• **Your instructions**
Look for the word "left" in the entries below, then copy every line that has it.

== == ==

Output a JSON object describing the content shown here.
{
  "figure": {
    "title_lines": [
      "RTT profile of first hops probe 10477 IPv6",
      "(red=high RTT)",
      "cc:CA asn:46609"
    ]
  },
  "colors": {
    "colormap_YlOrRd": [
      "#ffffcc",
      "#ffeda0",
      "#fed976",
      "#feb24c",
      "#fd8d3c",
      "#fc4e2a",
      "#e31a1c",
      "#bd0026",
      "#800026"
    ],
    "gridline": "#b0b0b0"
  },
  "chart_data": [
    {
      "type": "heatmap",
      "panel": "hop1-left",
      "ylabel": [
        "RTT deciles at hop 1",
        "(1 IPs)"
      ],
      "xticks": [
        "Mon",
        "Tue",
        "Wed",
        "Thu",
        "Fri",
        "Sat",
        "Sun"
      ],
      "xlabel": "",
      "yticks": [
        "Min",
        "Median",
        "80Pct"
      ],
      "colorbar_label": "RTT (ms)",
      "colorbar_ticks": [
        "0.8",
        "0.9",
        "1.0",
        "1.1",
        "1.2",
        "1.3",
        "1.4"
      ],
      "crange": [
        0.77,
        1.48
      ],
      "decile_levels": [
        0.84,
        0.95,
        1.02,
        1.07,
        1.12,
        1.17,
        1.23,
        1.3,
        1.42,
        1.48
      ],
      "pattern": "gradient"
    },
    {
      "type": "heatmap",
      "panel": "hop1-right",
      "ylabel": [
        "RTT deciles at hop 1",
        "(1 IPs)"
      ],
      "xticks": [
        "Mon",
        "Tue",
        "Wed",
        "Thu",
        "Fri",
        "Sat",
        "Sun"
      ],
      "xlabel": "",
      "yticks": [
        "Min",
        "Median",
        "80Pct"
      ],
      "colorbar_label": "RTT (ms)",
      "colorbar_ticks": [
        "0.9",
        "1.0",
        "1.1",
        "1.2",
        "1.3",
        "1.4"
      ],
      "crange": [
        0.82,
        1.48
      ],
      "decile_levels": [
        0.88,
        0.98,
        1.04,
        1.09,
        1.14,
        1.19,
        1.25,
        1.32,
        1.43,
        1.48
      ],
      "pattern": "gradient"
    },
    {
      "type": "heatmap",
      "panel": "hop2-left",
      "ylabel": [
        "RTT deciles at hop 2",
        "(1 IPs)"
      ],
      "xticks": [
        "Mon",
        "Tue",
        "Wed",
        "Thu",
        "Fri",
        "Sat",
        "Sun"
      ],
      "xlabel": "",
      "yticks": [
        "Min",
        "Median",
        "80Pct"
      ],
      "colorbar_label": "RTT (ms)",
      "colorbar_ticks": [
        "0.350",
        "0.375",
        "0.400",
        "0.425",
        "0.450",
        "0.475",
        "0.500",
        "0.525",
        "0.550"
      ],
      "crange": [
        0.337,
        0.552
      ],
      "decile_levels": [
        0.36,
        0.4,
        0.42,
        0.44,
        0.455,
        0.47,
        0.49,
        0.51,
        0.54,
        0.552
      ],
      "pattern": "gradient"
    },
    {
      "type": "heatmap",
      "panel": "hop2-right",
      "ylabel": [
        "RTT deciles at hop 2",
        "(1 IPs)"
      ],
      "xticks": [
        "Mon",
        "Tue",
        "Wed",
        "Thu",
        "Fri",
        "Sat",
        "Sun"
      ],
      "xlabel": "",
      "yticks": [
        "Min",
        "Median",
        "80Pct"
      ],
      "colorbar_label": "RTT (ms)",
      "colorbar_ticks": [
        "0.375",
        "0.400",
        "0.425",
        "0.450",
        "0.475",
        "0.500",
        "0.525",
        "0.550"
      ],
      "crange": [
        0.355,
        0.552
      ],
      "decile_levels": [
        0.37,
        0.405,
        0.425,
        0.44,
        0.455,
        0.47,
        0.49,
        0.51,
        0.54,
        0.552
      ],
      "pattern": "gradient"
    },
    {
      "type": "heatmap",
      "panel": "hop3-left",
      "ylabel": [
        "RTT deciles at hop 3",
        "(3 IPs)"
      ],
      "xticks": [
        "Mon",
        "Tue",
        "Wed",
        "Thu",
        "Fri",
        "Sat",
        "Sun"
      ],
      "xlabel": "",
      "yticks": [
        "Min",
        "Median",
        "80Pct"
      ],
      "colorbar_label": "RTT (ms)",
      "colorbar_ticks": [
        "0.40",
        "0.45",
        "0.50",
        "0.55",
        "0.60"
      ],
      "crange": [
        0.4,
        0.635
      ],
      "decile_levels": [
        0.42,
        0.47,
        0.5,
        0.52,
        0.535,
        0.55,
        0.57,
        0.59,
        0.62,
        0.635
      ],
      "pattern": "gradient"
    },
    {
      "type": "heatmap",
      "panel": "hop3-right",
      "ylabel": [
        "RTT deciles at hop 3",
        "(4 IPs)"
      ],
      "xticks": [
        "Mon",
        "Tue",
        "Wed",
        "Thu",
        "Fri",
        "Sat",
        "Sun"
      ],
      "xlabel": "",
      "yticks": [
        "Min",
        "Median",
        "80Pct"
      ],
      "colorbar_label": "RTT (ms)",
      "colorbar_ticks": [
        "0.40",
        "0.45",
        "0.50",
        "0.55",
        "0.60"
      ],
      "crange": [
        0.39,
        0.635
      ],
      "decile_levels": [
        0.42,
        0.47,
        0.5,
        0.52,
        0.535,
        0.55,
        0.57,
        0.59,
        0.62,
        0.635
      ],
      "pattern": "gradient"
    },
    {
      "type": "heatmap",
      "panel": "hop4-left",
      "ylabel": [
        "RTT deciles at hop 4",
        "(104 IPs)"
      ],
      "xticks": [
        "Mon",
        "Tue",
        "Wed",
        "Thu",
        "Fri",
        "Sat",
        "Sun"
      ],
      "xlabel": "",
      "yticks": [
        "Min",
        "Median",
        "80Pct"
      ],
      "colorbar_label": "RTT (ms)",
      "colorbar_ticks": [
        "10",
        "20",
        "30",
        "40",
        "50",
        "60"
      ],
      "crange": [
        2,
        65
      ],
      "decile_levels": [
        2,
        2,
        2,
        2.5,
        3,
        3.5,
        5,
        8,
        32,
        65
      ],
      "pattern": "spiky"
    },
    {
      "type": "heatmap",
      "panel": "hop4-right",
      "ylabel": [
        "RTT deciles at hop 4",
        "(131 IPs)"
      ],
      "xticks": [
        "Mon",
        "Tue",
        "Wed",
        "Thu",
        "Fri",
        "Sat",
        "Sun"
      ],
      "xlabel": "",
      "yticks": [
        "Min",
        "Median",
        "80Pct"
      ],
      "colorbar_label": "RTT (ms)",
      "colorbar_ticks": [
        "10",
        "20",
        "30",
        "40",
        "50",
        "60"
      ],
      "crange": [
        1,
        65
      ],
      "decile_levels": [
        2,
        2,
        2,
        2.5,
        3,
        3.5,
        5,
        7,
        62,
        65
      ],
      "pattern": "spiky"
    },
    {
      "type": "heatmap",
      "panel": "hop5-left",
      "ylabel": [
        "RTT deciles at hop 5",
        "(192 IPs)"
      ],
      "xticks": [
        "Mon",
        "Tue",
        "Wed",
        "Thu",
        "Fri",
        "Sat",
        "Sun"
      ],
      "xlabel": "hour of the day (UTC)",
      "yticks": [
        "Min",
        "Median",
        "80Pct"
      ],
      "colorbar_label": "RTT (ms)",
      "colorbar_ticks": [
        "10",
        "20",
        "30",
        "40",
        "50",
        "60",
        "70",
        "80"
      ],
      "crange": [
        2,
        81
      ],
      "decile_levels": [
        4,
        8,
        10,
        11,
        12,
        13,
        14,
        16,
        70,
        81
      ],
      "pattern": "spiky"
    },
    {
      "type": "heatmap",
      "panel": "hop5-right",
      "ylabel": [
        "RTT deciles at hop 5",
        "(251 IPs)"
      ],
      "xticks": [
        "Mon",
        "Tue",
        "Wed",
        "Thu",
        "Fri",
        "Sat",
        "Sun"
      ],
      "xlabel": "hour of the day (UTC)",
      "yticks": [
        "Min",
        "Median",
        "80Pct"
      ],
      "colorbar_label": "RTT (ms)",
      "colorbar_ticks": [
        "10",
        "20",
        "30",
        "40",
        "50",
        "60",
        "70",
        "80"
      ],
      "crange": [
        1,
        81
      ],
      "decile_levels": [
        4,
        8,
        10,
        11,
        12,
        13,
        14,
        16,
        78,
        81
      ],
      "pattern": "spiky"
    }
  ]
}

== == ==

• **Answer below**
      "panel": "hop1-left",
      "panel": "hop2-left",
      "panel": "hop3-left",
      "panel": "hop4-left",
      "panel": "hop5-left",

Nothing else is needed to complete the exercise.